> **Job**
Each line containing the word "uygun" should be found and copied.

A block of data
· · · · ·

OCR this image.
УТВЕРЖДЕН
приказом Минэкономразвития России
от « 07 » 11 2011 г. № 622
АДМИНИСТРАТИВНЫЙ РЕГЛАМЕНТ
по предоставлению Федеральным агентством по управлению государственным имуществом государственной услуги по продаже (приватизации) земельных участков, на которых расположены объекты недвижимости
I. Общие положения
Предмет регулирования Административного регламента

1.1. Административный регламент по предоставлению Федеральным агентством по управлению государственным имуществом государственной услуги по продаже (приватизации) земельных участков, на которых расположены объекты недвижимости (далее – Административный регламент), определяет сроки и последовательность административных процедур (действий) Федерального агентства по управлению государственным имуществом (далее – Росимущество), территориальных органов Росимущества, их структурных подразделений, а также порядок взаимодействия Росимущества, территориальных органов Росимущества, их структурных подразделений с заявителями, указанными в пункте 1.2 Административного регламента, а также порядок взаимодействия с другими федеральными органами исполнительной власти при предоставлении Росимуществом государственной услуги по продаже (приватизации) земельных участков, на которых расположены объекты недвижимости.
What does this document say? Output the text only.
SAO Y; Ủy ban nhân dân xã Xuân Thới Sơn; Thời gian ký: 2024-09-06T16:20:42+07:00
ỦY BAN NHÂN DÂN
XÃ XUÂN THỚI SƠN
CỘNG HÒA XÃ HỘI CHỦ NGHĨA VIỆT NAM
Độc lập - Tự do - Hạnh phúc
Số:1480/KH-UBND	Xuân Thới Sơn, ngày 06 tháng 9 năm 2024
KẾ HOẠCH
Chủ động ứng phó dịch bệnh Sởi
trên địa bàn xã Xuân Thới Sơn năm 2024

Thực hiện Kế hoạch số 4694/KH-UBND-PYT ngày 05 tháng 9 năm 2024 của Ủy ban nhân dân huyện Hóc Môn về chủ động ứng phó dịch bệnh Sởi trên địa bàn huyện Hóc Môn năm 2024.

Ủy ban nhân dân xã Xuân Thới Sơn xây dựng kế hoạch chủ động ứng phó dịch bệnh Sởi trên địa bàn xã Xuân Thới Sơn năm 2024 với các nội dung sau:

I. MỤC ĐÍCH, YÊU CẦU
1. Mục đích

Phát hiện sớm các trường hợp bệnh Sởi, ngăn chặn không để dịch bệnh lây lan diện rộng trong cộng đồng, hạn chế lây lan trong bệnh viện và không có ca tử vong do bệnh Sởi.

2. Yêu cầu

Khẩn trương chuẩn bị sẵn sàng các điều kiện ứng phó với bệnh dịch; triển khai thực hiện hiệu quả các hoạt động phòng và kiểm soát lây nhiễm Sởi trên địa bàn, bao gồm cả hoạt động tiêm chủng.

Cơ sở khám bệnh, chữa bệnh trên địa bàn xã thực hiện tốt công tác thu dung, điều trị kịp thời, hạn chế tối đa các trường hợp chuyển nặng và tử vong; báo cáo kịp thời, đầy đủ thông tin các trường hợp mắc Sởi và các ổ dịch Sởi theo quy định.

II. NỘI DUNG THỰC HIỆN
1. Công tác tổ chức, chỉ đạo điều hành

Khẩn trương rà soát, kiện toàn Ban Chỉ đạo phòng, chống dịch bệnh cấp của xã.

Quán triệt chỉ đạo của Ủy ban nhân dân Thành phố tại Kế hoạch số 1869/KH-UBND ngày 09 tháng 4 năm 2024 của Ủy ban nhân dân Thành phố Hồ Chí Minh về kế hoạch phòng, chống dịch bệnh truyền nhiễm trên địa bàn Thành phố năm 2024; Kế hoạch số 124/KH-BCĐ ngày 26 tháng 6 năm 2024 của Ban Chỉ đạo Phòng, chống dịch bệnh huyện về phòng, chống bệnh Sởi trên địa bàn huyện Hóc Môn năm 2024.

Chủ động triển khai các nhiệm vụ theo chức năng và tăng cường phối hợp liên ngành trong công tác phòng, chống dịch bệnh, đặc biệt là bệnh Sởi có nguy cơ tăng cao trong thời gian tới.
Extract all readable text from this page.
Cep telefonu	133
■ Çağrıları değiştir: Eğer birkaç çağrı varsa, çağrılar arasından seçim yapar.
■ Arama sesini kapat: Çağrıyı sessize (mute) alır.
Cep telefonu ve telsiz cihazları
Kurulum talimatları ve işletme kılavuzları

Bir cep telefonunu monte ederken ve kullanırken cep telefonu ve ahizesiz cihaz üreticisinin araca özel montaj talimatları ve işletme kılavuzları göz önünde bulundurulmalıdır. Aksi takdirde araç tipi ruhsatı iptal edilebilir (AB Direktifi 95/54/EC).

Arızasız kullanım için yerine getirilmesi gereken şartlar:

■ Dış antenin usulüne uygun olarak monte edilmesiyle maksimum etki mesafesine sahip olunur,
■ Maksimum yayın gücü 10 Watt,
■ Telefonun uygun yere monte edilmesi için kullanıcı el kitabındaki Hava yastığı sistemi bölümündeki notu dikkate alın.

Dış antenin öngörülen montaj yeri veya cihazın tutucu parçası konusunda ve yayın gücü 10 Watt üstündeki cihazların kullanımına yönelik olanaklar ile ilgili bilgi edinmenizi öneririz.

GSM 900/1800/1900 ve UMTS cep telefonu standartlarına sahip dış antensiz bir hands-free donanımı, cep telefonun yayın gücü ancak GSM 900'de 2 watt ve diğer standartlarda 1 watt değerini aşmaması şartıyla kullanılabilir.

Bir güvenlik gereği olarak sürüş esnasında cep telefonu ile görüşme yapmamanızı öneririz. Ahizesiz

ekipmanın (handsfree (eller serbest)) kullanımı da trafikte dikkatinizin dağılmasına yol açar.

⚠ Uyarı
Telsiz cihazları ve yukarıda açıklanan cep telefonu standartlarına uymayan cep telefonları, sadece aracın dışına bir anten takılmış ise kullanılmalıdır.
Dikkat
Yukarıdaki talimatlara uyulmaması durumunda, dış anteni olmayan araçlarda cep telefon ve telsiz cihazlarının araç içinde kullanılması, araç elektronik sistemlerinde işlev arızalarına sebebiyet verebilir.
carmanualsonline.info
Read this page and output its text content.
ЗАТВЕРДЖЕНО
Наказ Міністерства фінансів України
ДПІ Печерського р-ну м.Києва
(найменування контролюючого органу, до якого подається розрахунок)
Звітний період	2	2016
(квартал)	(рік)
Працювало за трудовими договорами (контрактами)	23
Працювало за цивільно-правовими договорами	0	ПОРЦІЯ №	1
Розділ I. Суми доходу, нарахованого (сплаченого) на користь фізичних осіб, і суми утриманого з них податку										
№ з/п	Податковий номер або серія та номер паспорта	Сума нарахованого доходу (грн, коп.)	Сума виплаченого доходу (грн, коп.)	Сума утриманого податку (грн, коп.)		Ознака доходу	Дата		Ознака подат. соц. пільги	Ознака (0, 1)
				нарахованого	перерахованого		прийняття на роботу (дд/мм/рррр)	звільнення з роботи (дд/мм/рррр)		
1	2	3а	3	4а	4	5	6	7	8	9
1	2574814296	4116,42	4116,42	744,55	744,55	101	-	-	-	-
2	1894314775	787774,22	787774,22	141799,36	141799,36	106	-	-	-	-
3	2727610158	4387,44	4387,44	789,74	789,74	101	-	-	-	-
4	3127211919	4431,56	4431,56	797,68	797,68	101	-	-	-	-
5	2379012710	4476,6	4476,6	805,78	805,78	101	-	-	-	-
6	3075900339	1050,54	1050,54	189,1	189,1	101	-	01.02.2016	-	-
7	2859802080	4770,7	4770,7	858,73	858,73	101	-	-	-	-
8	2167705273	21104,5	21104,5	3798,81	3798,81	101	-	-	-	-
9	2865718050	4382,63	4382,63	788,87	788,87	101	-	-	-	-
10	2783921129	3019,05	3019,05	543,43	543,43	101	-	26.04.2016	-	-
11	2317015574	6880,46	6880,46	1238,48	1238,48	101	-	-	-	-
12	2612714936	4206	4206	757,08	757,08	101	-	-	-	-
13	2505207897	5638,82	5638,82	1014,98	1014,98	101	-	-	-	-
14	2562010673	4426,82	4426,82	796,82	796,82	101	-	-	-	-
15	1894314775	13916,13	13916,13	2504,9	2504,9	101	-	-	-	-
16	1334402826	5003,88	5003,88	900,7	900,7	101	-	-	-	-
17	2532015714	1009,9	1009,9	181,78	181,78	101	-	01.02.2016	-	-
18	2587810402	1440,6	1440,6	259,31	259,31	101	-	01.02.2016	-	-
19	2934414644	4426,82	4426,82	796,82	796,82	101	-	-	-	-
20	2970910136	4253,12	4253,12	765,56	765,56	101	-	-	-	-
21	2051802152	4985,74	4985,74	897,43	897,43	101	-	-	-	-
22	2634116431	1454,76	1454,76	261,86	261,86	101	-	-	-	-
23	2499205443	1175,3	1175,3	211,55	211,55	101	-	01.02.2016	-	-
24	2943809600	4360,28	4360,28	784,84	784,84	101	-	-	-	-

· · · · ·

> **Written answer**
■ Dış antenin usulüne uygun olarak monte edilmesiyle maksimum etki mesafesine sahip olunur,
■ Telefonun uygun yere monte edilmesi için kullanıcı el kitabındaki Hava yastığı sistemi bölümündeki notu dikkate alın.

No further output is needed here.